» SHORT TASK
Return all lines from the listing below in which the string "marker" occurs.

Rows from a dataset:
▼

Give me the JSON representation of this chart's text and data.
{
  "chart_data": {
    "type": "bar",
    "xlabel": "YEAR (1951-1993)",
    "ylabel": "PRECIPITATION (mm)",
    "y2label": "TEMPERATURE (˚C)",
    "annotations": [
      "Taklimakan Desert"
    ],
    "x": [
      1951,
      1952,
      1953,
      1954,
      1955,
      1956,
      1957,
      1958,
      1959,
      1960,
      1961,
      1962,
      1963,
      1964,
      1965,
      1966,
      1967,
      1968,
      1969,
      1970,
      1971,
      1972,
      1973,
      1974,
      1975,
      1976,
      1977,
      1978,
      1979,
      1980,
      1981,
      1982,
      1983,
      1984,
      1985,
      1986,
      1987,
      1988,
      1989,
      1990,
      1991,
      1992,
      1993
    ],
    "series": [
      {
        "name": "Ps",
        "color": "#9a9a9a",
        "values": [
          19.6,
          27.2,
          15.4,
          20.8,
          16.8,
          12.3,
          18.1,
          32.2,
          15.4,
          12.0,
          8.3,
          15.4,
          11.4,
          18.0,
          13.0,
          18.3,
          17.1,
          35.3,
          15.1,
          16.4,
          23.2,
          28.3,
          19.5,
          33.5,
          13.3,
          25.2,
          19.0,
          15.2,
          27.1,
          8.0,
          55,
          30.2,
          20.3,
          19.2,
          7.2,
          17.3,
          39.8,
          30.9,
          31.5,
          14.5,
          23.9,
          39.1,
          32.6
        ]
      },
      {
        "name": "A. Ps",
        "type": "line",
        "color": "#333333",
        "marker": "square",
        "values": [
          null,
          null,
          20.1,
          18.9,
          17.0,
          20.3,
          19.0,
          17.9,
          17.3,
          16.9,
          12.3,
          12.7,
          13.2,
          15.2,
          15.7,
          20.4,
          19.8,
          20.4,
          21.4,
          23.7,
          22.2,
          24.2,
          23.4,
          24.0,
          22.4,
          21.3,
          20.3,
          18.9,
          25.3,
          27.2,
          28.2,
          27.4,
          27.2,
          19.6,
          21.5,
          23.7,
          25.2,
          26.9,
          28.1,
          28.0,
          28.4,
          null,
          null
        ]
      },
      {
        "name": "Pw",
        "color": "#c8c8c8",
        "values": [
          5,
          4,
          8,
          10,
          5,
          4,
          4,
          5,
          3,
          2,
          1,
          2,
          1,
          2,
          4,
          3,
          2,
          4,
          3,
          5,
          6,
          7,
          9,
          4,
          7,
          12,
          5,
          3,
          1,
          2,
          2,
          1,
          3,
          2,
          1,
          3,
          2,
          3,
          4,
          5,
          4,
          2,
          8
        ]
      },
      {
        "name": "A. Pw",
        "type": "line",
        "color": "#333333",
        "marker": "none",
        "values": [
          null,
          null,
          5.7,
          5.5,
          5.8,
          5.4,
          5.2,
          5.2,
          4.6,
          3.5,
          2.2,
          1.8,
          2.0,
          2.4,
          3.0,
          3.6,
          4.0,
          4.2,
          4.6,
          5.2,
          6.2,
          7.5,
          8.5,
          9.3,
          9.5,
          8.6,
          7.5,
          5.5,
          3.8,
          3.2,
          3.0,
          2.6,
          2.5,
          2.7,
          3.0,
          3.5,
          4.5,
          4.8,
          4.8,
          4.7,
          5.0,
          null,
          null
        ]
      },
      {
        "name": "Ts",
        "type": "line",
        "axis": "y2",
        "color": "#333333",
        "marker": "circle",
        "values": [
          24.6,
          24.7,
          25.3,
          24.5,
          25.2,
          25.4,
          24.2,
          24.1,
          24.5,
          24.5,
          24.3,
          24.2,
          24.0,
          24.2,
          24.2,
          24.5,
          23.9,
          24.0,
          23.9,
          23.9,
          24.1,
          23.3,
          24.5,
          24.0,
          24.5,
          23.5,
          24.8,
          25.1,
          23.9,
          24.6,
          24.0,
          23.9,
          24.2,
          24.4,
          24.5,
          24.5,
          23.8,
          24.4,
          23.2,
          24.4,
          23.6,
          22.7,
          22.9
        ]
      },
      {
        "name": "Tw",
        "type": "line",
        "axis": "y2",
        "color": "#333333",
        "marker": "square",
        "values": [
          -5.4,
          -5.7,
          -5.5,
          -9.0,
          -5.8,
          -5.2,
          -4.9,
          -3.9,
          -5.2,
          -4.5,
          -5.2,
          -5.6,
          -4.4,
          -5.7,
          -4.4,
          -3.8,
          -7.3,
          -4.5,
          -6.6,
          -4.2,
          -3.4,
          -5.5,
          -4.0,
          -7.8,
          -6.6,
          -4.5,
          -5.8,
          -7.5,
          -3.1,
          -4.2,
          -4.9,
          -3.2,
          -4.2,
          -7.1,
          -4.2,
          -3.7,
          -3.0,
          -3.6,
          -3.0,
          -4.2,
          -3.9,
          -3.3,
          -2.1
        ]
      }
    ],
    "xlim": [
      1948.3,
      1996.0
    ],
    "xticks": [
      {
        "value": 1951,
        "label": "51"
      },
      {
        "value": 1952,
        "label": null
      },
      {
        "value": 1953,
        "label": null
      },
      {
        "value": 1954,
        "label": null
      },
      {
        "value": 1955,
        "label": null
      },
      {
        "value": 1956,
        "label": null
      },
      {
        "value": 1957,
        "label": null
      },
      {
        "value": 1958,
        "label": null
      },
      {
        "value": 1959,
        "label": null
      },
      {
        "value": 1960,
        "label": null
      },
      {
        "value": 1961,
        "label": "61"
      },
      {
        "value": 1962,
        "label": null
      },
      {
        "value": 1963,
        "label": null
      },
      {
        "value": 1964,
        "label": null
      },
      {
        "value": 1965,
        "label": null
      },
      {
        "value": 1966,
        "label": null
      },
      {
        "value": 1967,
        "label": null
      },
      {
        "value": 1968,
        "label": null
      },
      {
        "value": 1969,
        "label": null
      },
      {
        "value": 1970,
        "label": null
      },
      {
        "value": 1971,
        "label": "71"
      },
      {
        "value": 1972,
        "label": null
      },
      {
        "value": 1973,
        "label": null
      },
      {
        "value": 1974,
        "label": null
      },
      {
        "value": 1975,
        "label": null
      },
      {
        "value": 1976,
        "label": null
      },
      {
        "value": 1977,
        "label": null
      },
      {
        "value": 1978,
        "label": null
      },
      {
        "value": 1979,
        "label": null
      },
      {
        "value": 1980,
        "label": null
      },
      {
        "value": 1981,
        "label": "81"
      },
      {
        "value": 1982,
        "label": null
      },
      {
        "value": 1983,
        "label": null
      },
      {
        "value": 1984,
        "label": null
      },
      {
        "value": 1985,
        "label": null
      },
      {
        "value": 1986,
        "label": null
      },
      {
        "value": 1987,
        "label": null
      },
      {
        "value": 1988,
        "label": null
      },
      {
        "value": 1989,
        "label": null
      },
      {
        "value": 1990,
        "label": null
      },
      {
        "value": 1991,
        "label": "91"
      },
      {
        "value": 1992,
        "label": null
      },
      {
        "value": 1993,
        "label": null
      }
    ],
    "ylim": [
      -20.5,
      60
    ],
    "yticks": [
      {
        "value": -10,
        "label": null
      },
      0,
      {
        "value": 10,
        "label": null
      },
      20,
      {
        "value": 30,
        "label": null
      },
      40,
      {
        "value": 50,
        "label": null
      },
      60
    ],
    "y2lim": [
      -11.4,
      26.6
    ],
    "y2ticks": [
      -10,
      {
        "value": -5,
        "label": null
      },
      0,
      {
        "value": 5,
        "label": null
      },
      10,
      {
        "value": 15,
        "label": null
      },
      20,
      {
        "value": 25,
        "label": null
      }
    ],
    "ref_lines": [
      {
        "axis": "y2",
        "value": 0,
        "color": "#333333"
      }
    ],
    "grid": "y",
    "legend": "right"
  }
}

▲

» RESULT
        "marker": "square",
        "marker": "none",
        "marker": "circle",
        "marker": "square",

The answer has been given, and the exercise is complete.